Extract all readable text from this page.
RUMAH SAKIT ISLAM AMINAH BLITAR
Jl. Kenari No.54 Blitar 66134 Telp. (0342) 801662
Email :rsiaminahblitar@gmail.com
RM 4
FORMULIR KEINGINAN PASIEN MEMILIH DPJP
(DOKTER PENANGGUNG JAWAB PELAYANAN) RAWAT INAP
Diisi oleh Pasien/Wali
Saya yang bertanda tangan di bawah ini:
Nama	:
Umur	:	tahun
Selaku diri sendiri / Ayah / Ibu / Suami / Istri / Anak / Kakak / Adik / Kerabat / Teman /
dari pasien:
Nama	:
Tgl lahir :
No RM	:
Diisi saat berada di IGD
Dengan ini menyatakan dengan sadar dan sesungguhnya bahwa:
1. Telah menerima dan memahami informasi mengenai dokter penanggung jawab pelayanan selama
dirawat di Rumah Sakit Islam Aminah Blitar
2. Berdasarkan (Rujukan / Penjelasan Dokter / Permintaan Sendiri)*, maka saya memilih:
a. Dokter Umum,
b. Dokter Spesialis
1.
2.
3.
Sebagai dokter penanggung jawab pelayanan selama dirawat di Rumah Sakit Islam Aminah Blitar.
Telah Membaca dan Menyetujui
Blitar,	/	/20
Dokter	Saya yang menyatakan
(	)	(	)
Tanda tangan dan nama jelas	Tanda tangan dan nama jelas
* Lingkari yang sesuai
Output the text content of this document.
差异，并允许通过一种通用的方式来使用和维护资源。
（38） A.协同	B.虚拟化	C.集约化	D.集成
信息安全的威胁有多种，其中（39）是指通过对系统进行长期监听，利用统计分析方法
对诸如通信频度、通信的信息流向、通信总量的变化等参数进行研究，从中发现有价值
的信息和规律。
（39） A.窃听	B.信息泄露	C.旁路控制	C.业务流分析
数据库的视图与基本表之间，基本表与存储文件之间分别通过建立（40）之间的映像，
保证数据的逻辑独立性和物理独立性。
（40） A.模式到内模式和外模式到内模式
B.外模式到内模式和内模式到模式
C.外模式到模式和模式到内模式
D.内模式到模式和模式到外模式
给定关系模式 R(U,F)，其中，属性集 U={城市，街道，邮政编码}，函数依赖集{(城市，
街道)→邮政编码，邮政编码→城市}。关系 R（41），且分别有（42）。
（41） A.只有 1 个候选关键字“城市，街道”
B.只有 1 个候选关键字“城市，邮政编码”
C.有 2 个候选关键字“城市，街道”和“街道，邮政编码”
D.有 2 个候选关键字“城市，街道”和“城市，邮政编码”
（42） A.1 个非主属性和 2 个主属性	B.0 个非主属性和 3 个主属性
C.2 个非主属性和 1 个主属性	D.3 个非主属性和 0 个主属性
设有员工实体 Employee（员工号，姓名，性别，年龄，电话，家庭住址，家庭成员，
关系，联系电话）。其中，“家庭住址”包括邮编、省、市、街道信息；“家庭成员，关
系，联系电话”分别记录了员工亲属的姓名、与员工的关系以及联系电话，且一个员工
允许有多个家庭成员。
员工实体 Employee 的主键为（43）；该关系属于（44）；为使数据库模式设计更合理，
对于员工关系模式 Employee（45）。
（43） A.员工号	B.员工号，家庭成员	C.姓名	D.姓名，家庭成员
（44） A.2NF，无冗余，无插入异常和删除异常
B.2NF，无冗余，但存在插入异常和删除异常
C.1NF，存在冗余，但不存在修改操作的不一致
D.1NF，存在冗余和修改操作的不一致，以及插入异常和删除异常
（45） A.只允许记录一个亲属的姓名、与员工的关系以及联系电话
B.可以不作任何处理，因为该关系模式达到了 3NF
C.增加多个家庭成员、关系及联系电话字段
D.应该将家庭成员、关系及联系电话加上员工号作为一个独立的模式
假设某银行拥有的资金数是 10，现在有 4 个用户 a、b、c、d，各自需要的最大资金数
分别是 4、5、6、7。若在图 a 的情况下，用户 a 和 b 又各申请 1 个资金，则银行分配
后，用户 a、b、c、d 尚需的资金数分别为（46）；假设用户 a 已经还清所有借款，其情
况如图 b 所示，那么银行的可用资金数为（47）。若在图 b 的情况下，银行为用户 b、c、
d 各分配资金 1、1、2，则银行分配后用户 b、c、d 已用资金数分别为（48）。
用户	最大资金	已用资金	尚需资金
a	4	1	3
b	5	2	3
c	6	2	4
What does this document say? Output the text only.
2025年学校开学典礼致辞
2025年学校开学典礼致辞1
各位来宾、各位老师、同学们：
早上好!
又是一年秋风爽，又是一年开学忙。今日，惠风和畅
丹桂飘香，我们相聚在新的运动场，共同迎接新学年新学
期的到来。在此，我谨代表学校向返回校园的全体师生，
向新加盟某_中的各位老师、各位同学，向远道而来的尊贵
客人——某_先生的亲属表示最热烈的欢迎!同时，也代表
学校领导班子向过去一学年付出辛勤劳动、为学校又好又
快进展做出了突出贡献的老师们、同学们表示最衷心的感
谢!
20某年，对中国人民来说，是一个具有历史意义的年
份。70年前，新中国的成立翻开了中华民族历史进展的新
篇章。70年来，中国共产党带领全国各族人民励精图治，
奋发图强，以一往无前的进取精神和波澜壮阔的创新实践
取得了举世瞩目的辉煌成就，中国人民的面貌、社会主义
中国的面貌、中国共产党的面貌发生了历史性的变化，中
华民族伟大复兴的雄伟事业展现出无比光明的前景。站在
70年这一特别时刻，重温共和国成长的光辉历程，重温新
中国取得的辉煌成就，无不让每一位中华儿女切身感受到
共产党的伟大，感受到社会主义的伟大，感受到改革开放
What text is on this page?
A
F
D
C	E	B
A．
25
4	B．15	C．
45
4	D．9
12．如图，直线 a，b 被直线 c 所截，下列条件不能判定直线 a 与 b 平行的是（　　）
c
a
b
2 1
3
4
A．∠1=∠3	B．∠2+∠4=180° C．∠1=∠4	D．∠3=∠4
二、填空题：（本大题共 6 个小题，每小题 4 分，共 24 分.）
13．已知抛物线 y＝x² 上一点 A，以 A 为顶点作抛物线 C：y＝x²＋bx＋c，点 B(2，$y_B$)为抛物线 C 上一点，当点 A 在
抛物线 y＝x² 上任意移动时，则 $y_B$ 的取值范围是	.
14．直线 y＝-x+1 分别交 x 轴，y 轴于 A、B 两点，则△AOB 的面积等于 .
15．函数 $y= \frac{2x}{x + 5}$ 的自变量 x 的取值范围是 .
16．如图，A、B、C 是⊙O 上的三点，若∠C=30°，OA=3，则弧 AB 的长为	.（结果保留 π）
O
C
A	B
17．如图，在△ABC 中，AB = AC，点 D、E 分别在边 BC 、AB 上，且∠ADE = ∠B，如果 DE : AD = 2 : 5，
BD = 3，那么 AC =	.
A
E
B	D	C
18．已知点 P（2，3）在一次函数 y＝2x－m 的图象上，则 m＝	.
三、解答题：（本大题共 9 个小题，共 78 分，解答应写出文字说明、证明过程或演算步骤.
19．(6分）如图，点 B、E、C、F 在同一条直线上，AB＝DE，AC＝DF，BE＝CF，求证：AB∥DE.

GIVEN EXERCISE: Repeat every record, keeping each word and mark exactly as it is.

WRITTEN REPLY:
Extract all readable text from this page.
RUMAH SAKIT ISLAM AMINAH BLITAR
Jl. Kenari No.54 Blitar 66134 Telp. (0342) 801662
Email :rsiaminahblitar@gmail.com
RM 4
FORMULIR KEINGINAN PASIEN MEMILIH DPJP
(DOKTER PENANGGUNG JAWAB PELAYANAN) RAWAT INAP
Diisi oleh Pasien/Wali
Saya yang bertanda tangan di bawah ini:
Nama	:
Umur	:	tahun
Selaku diri sendiri / Ayah / Ibu / Suami / Istri / Anak / Kakak / Adik / Kerabat / Teman /
dari pasien:
Nama	:
Tgl lahir :
No RM	:
Diisi saat berada di IGD
Dengan ini menyatakan dengan sadar dan sesungguhnya bahwa:
1. Telah menerima dan memahami informasi mengenai dokter penanggung jawab pelayanan selama
dirawat di Rumah Sakit Islam Aminah Blitar
2. Berdasarkan (Rujukan / Penjelasan Dokter / Permintaan Sendiri)*, maka saya memilih:
a. Dokter Umum,
b. Dokter Spesialis
1.
2.
3.
Sebagai dokter penanggung jawab pelayanan selama dirawat di Rumah Sakit Islam Aminah Blitar.
Telah Membaca dan Menyetujui
Blitar,	/	/20
Dokter	Saya yang menyatakan
(	)	(	)
Tanda tangan dan nama jelas	Tanda tangan dan nama jelas
* Lingkari yang sesuai
Output the text content of this document.
差异，并允许通过一种通用的方式来使用和维护资源。
（38） A.协同	B.虚拟化	C.集约化	D.集成
信息安全的威胁有多种，其中（39）是指通过对系统进行长期监听，利用统计分析方法
对诸如通信频度、通信的信息流向、通信总量的变化等参数进行研究，从中发现有价值
的信息和规律。
（39） A.窃听	B.信息泄露	C.旁路控制	C.业务流分析
数据库的视图与基本表之间，基本表与存储文件之间分别通过建立（40）之间的映像，
保证数据的逻辑独立性和物理独立性。
（40） A.模式到内模式和外模式到内模式
B.外模式到内模式和内模式到模式
C.外模式到模式和模式到内模式
D.内模式到模式和模式到外模式
给定关系模式 R(U,F)，其中，属性集 U={城市，街道，邮政编码}，函数依赖集{(城市，
街道)→邮政编码，邮政编码→城市}。关系 R（41），且分别有（42）。
（41） A.只有 1 个候选关键字“城市，街道”
B.只有 1 个候选关键字“城市，邮政编码”
C.有 2 个候选关键字“城市，街道”和“街道，邮政编码”
D.有 2 个候选关键字“城市，街道”和“城市，邮政编码”
（42） A.1 个非主属性和 2 个主属性	B.0 个非主属性和 3 个主属性
C.2 个非主属性和 1 个主属性	D.3 个非主属性和 0 个主属性
设有员工实体 Employee（员工号，姓名，性别，年龄，电话，家庭住址，家庭成员，
关系，联系电话）。其中，“家庭住址”包括邮编、省、市、街道信息；“家庭成员，关
系，联系电话”分别记录了员工亲属的姓名、与员工的关系以及联系电话，且一个员工
允许有多个家庭成员。
员工实体 Employee 的主键为（43）；该关系属于（44）；为使数据库模式设计更合理，
对于员工关系模式 Employee（45）。
（43） A.员工号	B.员工号，家庭成员	C.姓名	D.姓名，家庭成员
（44） A.2NF，无冗余，无插入异常和删除异常
B.2NF，无冗余，但存在插入异常和删除异常
C.1NF，存在冗余，但不存在修改操作的不一致
D.1NF，存在冗余和修改操作的不一致，以及插入异常和删除异常
（45） A.只允许记录一个亲属的姓名、与员工的关系以及联系电话
B.可以不作任何处理，因为该关系模式达到了 3NF
C.增加多个家庭成员、关系及联系电话字段
D.应该将家庭成员、关系及联系电话加上员工号作为一个独立的模式
假设某银行拥有的资金数是 10，现在有 4 个用户 a、b、c、d，各自需要的最大资金数
分别是 4、5、6、7。若在图 a 的情况下，用户 a 和 b 又各申请 1 个资金，则银行分配
后，用户 a、b、c、d 尚需的资金数分别为（46）；假设用户 a 已经还清所有借款，其情
况如图 b 所示，那么银行的可用资金数为（47）。若在图 b 的情况下，银行为用户 b、c、
d 各分配资金 1、1、2，则银行分配后用户 b、c、d 已用资金数分别为（48）。
用户	最大资金	已用资金	尚需资金
a	4	1	3
b	5	2	3
c	6	2	4
What does this document say? Output the text only.
2025年学校开学典礼致辞
2025年学校开学典礼致辞1
各位来宾、各位老师、同学们：
早上好!
又是一年秋风爽，又是一年开学忙。今日，惠风和畅
丹桂飘香，我们相聚在新的运动场，共同迎接新学年新学
期的到来。在此，我谨代表学校向返回校园的全体师生，
向新加盟某_中的各位老师、各位同学，向远道而来的尊贵
客人——某_先生的亲属表示最热烈的欢迎!同时，也代表
学校领导班子向过去一学年付出辛勤劳动、为学校又好又
快进展做出了突出贡献的老师们、同学们表示最衷心的感
谢!
20某年，对中国人民来说，是一个具有历史意义的年
份。70年前，新中国的成立翻开了中华民族历史进展的新
篇章。70年来，中国共产党带领全国各族人民励精图治，
奋发图强，以一往无前的进取精神和波澜壮阔的创新实践
取得了举世瞩目的辉煌成就，中国人民的面貌、社会主义
中国的面貌、中国共产党的面貌发生了历史性的变化，中
华民族伟大复兴的雄伟事业展现出无比光明的前景。站在
70年这一特别时刻，重温共和国成长的光辉历程，重温新
中国取得的辉煌成就，无不让每一位中华儿女切身感受到
共产党的伟大，感受到社会主义的伟大，感受到改革开放
What text is on this page?
A
F
D
C	E	B
A．
25
4	B．15	C．
45
4	D．9
12．如图，直线 a，b 被直线 c 所截，下列条件不能判定直线 a 与 b 平行的是（　　）
c
a
b
2 1
3
4
A．∠1=∠3	B．∠2+∠4=180° C．∠1=∠4	D．∠3=∠4
二、填空题：（本大题共 6 个小题，每小题 4 分，共 24 分.）
13．已知抛物线 y＝x² 上一点 A，以 A 为顶点作抛物线 C：y＝x²＋bx＋c，点 B(2，$y_B$)为抛物线 C 上一点，当点 A 在
抛物线 y＝x² 上任意移动时，则 $y_B$ 的取值范围是	.
14．直线 y＝-x+1 分别交 x 轴，y 轴于 A、B 两点，则△AOB 的面积等于 .
15．函数 $y= \frac{2x}{x + 5}$ 的自变量 x 的取值范围是 .
16．如图，A、B、C 是⊙O 上的三点，若∠C=30°，OA=3，则弧 AB 的长为	.（结果保留 π）
O
C
A	B
17．如图，在△ABC 中，AB = AC，点 D、E 分别在边 BC 、AB 上，且∠ADE = ∠B，如果 DE : AD = 2 : 5，
BD = 3，那么 AC =	.
A
E
B	D	C
18．已知点 P（2，3）在一次函数 y＝2x－m 的图象上，则 m＝	.
三、解答题：（本大题共 9 个小题，共 78 分，解答应写出文字说明、证明过程或演算步骤.
19．(6分）如图，点 B、E、C、F 在同一条直线上，AB＝DE，AC＝DF，BE＝CF，求证：AB∥DE.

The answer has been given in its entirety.